- **Directions**:
Keep the wording of each record exactly the same when you repeat it, and leave out pictures.

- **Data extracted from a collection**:

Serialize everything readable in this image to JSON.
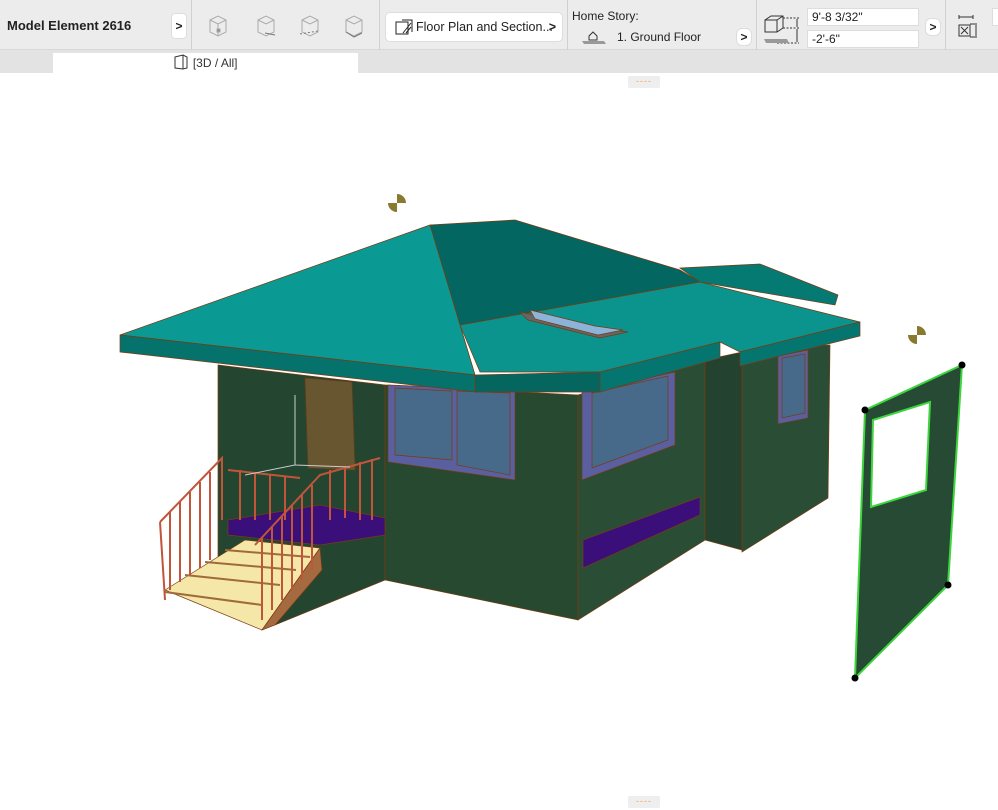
{
  "toolbar": {
    "element_title": "Model Element 2616",
    "view_button_label": "Floor Plan and Section...",
    "home_story_label": "Home Story:",
    "home_story_value": "1. Ground Floor",
    "top_offset": "9'-8 3/32\"",
    "bottom_offset": "-2'-6\"",
    "chevron": ">"
  },
  "tab": {
    "label": "[3D / All]"
  },
  "handles": {
    "top": "----",
    "bottom": "----"
  },
  "colors": {
    "roof": "#0b9a93",
    "wall": "#264a33",
    "selection": "#3cd63c",
    "handle": "#f0a060"
  }
}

- **Solved exercise**:
Serialize everything readable in this image to JSON.
{
  "toolbar": {
    "element_title": "Model Element 2616",
    "view_button_label": "Floor Plan and Section...",
    "home_story_label": "Home Story:",
    "home_story_value": "1. Ground Floor",
    "top_offset": "9'-8 3/32\"",
    "bottom_offset": "-2'-6\"",
    "chevron": ">"
  },
  "tab": {
    "label": "[3D / All]"
  },
  "handles": {
    "top": "----",
    "bottom": "----"
  },
  "colors": {
    "roof": "#0b9a93",
    "wall": "#264a33",
    "selection": "#3cd63c",
    "handle": "#f0a060"
  }
}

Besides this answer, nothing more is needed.